[Records that describe figures]

- - - -

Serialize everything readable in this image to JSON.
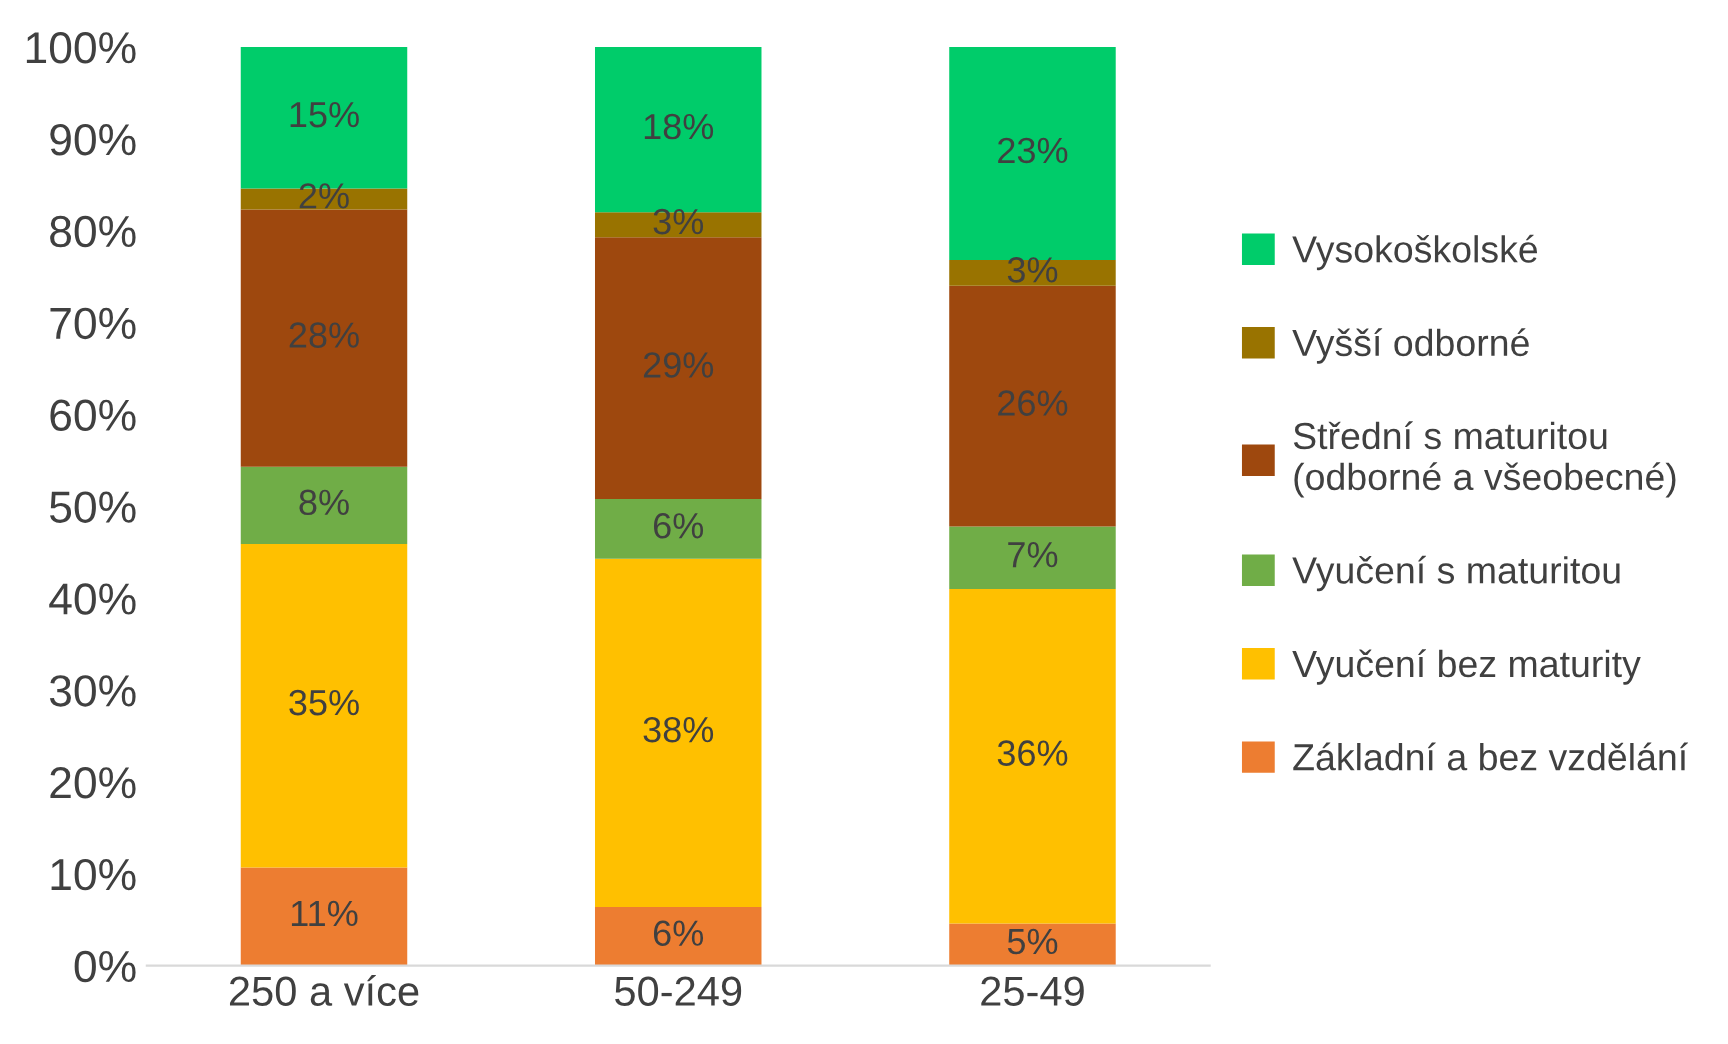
{
  "chart_data": {
    "type": "bar",
    "stacked": true,
    "categories": [
      "250 a více",
      "50-249",
      "25-49"
    ],
    "series": [
      {
        "name": "Základní a bez vzdělání",
        "color": "#ed7d31",
        "values": [
          10.7,
          6.4,
          4.6
        ],
        "value_labels": [
          "11%",
          "6%",
          "5%"
        ]
      },
      {
        "name": "Vyučení bez maturity",
        "color": "#ffc000",
        "values": [
          35.2,
          37.9,
          36.4
        ],
        "value_labels": [
          "35%",
          "38%",
          "36%"
        ]
      },
      {
        "name": "Vyučení s maturitou",
        "color": "#70ad47",
        "values": [
          8.4,
          6.5,
          6.8
        ],
        "value_labels": [
          "8%",
          "6%",
          "7%"
        ]
      },
      {
        "name": "Střední s maturitou\n(odborné a všeobecné)",
        "color": "#9e480e",
        "values": [
          28.0,
          28.5,
          26.2
        ],
        "value_labels": [
          "28%",
          "29%",
          "26%"
        ]
      },
      {
        "name": "Vyšší odborné",
        "color": "#997300",
        "values": [
          2.3,
          2.7,
          2.8
        ],
        "value_labels": [
          "2%",
          "3%",
          "3%"
        ]
      },
      {
        "name": "Vysokoškolské",
        "color": "#00cc6a",
        "values": [
          15.4,
          18.0,
          23.2
        ],
        "value_labels": [
          "15%",
          "18%",
          "23%"
        ]
      }
    ],
    "ylim": [
      0,
      100
    ],
    "yticks": [
      {
        "value": 0,
        "label": "0%"
      },
      {
        "value": 10,
        "label": "10%"
      },
      {
        "value": 20,
        "label": "20%"
      },
      {
        "value": 30,
        "label": "30%"
      },
      {
        "value": 40,
        "label": "40%"
      },
      {
        "value": 50,
        "label": "50%"
      },
      {
        "value": 60,
        "label": "60%"
      },
      {
        "value": 70,
        "label": "70%"
      },
      {
        "value": 80,
        "label": "80%"
      },
      {
        "value": 90,
        "label": "90%"
      },
      {
        "value": 100,
        "label": "100%"
      }
    ],
    "grid": false,
    "legend": "right"
  }
}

- - - -

Every entry above should be duplicated exactly. Do not include the images.

SOLUTION TO THIS TASK
Serialize everything readable in this image to JSON.
{
  "chart_data": {
    "type": "bar",
    "stacked": true,
    "categories": [
      "250 a více",
      "50-249",
      "25-49"
    ],
    "series": [
      {
        "name": "Základní a bez vzdělání",
        "color": "#ed7d31",
        "values": [
          10.7,
          6.4,
          4.6
        ],
        "value_labels": [
          "11%",
          "6%",
          "5%"
        ]
      },
      {
        "name": "Vyučení bez maturity",
        "color": "#ffc000",
        "values": [
          35.2,
          37.9,
          36.4
        ],
        "value_labels": [
          "35%",
          "38%",
          "36%"
        ]
      },
      {
        "name": "Vyučení s maturitou",
        "color": "#70ad47",
        "values": [
          8.4,
          6.5,
          6.8
        ],
        "value_labels": [
          "8%",
          "6%",
          "7%"
        ]
      },
      {
        "name": "Střední s maturitou\n(odborné a všeobecné)",
        "color": "#9e480e",
        "values": [
          28.0,
          28.5,
          26.2
        ],
        "value_labels": [
          "28%",
          "29%",
          "26%"
        ]
      },
      {
        "name": "Vyšší odborné",
        "color": "#997300",
        "values": [
          2.3,
          2.7,
          2.8
        ],
        "value_labels": [
          "2%",
          "3%",
          "3%"
        ]
      },
      {
        "name": "Vysokoškolské",
        "color": "#00cc6a",
        "values": [
          15.4,
          18.0,
          23.2
        ],
        "value_labels": [
          "15%",
          "18%",
          "23%"
        ]
      }
    ],
    "ylim": [
      0,
      100
    ],
    "yticks": [
      {
        "value": 0,
        "label": "0%"
      },
      {
        "value": 10,
        "label": "10%"
      },
      {
        "value": 20,
        "label": "20%"
      },
      {
        "value": 30,
        "label": "30%"
      },
      {
        "value": 40,
        "label": "40%"
      },
      {
        "value": 50,
        "label": "50%"
      },
      {
        "value": 60,
        "label": "60%"
      },
      {
        "value": 70,
        "label": "70%"
      },
      {
        "value": 80,
        "label": "80%"
      },
      {
        "value": 90,
        "label": "90%"
      },
      {
        "value": 100,
        "label": "100%"
      }
    ],
    "grid": false,
    "legend": "right"
  }
}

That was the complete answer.